### Stated goal
All entries are to be quoted exactly; the images stay out of the copy.

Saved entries
┄┄┄┄┄┄┄┄┄┄
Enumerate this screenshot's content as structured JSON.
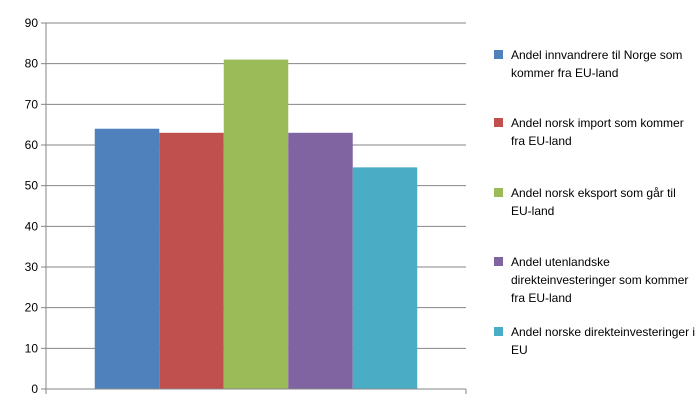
{
  "chart_data": {
    "type": "bar",
    "title": "",
    "xlabel": "",
    "ylabel": "",
    "ylim": [
      0,
      90
    ],
    "yticks": [
      0,
      10,
      20,
      30,
      40,
      50,
      60,
      70,
      80,
      90
    ],
    "grid": true,
    "legend_position": "right",
    "categories": [
      ""
    ],
    "series": [
      {
        "name": "Andel innvandrere til Norge som kommer fra EU-land",
        "values": [
          64
        ],
        "color": "#4f81bd"
      },
      {
        "name": "Andel norsk import som kommer fra EU-land",
        "values": [
          63
        ],
        "color": "#c0504d"
      },
      {
        "name": "Andel norsk eksport som går til EU-land",
        "values": [
          81
        ],
        "color": "#9bbb59"
      },
      {
        "name": "Andel utenlandske direkteinvesteringer som kommer fra EU-land",
        "values": [
          63
        ],
        "color": "#8064a2"
      },
      {
        "name": "Andel norske direkteinvesteringer i EU",
        "values": [
          54.5
        ],
        "color": "#4bacc6"
      }
    ]
  }
}
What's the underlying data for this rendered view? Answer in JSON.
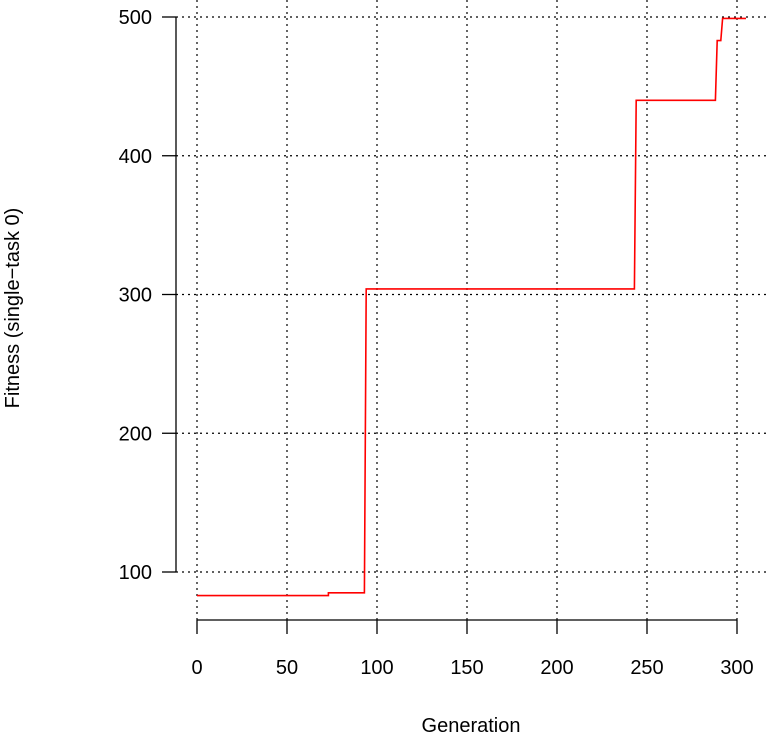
{
  "chart_data": {
    "type": "line",
    "title": "",
    "xlabel": "Generation",
    "ylabel": "Fitness (single−task 0)",
    "xlim": [
      0,
      300
    ],
    "ylim": [
      80,
      500
    ],
    "x_ticks": [
      0,
      50,
      100,
      150,
      200,
      250,
      300
    ],
    "y_ticks": [
      100,
      200,
      300,
      400,
      500
    ],
    "x_tick_labels": [
      "0",
      "50",
      "100",
      "150",
      "200",
      "250",
      "300"
    ],
    "y_tick_labels": [
      "100",
      "200",
      "300",
      "400",
      "500"
    ],
    "grid": true,
    "line_style": "step",
    "series": [
      {
        "color": "#ff0000",
        "x": [
          0,
          73,
          73,
          93,
          94,
          243,
          244,
          288,
          289,
          291,
          292,
          305
        ],
        "y": [
          83,
          83,
          85,
          85,
          304,
          304,
          440,
          440,
          483,
          483,
          499,
          499
        ]
      }
    ]
  }
}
┄┄┄┄┄┄┄┄┄┄
### Task output
Enumerate this screenshot's content as structured JSON.
{
  "chart_data": {
    "type": "bar",
    "title": "",
    "xlabel": "",
    "ylabel": "",
    "ylim": [
      0,
      90
    ],
    "yticks": [
      0,
      10,
      20,
      30,
      40,
      50,
      60,
      70,
      80,
      90
    ],
    "grid": true,
    "legend_position": "right",
    "categories": [
      ""
    ],
    "series": [
      {
        "name": "Andel innvandrere til Norge som kommer fra EU-land",
        "values": [
          64
        ],
        "color": "#4f81bd"
      },
      {
        "name": "Andel norsk import som kommer fra EU-land",
        "values": [
          63
        ],
        "color": "#c0504d"
      },
      {
        "name": "Andel norsk eksport som går til EU-land",
        "values": [
          81
        ],
        "color": "#9bbb59"
      },
      {
        "name": "Andel utenlandske direkteinvesteringer som kommer fra EU-land",
        "values": [
          63
        ],
        "color": "#8064a2"
      },
      {
        "name": "Andel norske direkteinvesteringer i EU",
        "values": [
          54.5
        ],
        "color": "#4bacc6"
      }
    ]
  }
}
What's the underlying data for this rendered view? Answer in JSON.
{
  "chart_data": {
    "type": "line",
    "title": "",
    "xlabel": "Generation",
    "ylabel": "Fitness (single−task 0)",
    "xlim": [
      0,
      300
    ],
    "ylim": [
      80,
      500
    ],
    "x_ticks": [
      0,
      50,
      100,
      150,
      200,
      250,
      300
    ],
    "y_ticks": [
      100,
      200,
      300,
      400,
      500
    ],
    "x_tick_labels": [
      "0",
      "50",
      "100",
      "150",
      "200",
      "250",
      "300"
    ],
    "y_tick_labels": [
      "100",
      "200",
      "300",
      "400",
      "500"
    ],
    "grid": true,
    "line_style": "step",
    "series": [
      {
        "color": "#ff0000",
        "x": [
          0,
          73,
          73,
          93,
          94,
          243,
          244,
          288,
          289,
          291,
          292,
          305
        ],
        "y": [
          83,
          83,
          85,
          85,
          304,
          304,
          440,
          440,
          483,
          483,
          499,
          499
        ]
      }
    ]
  }
}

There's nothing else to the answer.